[Extracted records]
##############################
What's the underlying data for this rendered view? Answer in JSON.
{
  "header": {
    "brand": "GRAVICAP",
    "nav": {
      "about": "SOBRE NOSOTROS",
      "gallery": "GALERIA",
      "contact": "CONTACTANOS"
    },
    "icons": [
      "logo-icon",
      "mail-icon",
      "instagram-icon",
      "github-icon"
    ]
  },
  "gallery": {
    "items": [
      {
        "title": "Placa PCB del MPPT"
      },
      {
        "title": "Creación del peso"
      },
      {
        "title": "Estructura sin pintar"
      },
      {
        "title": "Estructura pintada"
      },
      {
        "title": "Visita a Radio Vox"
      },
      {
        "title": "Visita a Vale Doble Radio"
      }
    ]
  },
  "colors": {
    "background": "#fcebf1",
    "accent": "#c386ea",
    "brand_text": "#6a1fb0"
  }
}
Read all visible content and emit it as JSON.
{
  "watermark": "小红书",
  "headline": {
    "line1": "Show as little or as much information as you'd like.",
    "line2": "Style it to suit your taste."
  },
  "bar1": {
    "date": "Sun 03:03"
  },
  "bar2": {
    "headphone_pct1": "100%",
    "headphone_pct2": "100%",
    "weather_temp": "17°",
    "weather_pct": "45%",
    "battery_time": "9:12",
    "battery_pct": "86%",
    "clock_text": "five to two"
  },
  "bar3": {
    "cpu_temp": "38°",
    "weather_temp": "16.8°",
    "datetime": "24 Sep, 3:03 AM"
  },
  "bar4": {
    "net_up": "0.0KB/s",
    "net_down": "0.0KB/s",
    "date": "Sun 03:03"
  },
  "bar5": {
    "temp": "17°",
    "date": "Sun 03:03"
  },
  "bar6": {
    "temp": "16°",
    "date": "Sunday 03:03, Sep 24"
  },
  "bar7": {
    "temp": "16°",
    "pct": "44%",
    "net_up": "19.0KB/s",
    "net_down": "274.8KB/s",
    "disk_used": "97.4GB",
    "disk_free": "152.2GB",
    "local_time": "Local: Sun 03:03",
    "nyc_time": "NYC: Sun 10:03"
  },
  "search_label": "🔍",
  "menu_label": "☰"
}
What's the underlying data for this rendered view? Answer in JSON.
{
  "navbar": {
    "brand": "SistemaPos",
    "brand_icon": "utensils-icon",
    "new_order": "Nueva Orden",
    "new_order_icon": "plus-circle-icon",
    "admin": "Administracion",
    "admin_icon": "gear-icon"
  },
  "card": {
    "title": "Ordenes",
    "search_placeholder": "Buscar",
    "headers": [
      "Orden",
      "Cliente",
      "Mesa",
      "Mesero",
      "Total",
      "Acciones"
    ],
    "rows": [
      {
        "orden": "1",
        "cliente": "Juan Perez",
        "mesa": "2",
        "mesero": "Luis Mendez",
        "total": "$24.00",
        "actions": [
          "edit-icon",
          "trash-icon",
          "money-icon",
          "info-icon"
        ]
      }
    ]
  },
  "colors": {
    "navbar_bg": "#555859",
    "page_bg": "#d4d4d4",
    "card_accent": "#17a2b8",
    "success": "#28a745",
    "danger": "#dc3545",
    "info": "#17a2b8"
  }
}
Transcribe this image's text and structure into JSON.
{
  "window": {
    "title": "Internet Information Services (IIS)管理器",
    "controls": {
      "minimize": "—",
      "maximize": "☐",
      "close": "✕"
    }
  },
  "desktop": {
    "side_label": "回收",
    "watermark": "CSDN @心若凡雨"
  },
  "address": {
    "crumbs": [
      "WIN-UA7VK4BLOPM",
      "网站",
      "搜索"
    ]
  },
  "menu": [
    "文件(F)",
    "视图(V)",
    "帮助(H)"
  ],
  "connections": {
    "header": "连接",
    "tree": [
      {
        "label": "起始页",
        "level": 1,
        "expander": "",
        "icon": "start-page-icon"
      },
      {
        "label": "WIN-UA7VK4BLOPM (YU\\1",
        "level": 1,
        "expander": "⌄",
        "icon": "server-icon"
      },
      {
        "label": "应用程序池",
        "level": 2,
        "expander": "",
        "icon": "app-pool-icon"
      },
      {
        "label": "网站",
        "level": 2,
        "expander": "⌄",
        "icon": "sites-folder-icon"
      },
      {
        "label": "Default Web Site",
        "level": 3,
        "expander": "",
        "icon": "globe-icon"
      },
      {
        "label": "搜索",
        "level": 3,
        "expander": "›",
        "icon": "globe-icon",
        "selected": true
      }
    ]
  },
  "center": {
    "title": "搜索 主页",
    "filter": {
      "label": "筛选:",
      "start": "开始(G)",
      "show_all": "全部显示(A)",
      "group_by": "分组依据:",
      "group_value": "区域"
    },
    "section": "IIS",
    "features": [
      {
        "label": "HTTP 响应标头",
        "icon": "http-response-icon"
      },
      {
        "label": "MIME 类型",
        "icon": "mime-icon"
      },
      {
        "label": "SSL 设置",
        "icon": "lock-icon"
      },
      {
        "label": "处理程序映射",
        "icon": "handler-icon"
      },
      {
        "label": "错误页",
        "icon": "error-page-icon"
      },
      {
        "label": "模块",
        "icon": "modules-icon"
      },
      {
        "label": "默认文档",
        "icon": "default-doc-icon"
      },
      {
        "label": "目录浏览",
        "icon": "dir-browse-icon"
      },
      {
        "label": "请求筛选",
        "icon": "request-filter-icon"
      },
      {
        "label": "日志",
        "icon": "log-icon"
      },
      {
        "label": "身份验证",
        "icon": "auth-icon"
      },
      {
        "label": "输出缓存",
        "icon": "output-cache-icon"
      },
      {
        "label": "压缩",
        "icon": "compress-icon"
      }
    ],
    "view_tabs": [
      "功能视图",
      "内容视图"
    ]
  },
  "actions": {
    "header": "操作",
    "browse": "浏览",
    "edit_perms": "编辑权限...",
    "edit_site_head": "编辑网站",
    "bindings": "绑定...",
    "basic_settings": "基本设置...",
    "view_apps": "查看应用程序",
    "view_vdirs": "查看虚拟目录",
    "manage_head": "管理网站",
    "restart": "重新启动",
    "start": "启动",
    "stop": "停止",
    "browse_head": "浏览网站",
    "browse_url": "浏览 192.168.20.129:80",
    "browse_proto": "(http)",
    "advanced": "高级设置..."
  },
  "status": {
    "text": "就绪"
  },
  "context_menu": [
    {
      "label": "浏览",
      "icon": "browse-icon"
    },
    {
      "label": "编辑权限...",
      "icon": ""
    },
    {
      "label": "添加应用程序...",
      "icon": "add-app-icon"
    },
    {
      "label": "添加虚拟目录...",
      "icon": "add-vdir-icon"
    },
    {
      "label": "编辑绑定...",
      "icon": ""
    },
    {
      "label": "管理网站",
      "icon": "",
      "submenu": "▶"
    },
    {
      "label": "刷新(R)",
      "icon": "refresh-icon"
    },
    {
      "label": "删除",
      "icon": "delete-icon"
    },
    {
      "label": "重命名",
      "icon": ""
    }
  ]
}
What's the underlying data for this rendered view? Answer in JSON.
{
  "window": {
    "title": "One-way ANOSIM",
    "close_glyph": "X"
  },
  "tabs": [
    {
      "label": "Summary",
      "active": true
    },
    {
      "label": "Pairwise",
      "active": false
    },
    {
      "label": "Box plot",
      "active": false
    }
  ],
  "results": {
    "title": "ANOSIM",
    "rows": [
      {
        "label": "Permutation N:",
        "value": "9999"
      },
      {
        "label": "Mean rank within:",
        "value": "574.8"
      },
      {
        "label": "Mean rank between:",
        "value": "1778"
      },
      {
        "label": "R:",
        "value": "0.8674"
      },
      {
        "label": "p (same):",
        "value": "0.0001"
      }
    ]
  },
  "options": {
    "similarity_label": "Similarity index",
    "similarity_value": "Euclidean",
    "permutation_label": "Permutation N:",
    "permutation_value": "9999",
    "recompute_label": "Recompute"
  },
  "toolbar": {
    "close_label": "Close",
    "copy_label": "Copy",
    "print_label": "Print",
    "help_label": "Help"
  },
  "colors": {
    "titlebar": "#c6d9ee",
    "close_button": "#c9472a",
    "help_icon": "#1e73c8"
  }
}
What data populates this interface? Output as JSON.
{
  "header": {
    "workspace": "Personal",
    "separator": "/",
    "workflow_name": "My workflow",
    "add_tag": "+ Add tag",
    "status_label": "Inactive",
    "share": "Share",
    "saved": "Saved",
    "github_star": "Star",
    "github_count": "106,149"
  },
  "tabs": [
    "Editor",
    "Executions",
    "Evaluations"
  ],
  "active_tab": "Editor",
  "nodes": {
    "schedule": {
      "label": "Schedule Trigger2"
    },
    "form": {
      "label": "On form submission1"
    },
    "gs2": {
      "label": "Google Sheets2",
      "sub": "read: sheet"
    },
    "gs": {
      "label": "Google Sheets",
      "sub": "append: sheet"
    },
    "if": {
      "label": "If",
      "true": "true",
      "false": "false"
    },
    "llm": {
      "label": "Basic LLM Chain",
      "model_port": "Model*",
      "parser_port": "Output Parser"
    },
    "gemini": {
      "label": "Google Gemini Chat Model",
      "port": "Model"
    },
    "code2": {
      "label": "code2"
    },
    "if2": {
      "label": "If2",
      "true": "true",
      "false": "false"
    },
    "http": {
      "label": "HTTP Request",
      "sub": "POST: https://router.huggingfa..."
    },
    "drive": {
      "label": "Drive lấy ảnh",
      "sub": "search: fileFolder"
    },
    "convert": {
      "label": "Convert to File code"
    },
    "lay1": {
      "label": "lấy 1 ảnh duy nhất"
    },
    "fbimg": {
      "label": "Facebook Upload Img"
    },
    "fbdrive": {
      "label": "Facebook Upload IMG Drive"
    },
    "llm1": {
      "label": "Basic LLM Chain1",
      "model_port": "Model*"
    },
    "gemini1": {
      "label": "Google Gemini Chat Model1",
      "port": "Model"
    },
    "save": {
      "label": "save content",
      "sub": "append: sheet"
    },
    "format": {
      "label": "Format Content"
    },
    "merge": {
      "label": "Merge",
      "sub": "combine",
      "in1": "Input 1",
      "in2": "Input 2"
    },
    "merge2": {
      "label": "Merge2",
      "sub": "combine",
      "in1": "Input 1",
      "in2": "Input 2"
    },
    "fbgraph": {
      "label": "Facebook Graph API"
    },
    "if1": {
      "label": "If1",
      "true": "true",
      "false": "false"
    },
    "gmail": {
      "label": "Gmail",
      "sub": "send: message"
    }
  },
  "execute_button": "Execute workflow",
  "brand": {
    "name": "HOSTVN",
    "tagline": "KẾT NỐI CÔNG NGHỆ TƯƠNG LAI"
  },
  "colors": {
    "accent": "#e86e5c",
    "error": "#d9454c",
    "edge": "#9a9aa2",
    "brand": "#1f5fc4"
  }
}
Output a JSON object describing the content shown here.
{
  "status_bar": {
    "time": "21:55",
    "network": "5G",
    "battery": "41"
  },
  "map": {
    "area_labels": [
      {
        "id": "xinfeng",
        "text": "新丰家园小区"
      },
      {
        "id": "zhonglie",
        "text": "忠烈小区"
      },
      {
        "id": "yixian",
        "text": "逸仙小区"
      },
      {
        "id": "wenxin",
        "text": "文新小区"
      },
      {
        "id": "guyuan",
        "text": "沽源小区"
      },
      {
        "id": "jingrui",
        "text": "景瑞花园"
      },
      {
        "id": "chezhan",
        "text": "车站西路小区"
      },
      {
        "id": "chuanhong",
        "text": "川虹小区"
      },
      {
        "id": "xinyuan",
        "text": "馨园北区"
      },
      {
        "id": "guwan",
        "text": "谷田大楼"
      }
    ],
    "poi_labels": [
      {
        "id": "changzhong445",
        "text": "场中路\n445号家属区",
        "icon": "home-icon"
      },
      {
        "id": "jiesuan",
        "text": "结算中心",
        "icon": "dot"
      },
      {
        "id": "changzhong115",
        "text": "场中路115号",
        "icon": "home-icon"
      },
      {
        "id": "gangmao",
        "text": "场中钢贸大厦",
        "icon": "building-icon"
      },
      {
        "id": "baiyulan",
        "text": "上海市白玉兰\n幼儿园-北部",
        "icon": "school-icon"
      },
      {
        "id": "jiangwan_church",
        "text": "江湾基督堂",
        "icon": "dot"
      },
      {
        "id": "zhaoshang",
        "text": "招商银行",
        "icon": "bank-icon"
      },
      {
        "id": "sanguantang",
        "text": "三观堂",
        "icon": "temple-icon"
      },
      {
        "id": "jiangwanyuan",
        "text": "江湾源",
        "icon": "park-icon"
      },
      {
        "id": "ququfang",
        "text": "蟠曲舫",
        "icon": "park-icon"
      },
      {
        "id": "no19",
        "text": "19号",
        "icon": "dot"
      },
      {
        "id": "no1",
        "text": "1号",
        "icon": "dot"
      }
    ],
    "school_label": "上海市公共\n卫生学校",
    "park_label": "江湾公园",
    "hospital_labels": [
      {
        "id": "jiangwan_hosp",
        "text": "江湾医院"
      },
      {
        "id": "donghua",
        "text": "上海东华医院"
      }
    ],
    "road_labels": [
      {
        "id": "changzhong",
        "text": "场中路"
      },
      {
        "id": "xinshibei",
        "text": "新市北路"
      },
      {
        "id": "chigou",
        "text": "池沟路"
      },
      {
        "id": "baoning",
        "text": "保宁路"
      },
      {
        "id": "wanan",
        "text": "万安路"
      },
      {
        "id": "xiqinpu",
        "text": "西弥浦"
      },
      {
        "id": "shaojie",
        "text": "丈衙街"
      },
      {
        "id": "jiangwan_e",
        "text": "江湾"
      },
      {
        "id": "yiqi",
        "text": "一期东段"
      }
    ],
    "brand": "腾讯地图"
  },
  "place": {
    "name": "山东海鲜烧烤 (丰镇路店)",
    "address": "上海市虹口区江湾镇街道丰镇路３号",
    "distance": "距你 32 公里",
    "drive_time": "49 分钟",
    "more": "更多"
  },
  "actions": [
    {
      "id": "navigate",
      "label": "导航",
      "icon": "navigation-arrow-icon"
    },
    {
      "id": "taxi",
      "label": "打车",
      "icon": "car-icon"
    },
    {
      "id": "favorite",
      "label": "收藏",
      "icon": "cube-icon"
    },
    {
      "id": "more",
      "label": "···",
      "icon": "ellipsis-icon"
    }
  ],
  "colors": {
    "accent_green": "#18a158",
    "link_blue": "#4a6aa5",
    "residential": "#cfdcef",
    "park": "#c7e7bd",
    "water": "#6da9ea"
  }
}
##############################
Pick each line holding the word "Facebook" out of the listing.

| Result |
      "label": "Facebook Upload Img"
      "label": "Facebook Upload IMG Drive"
      "label": "Facebook Graph API"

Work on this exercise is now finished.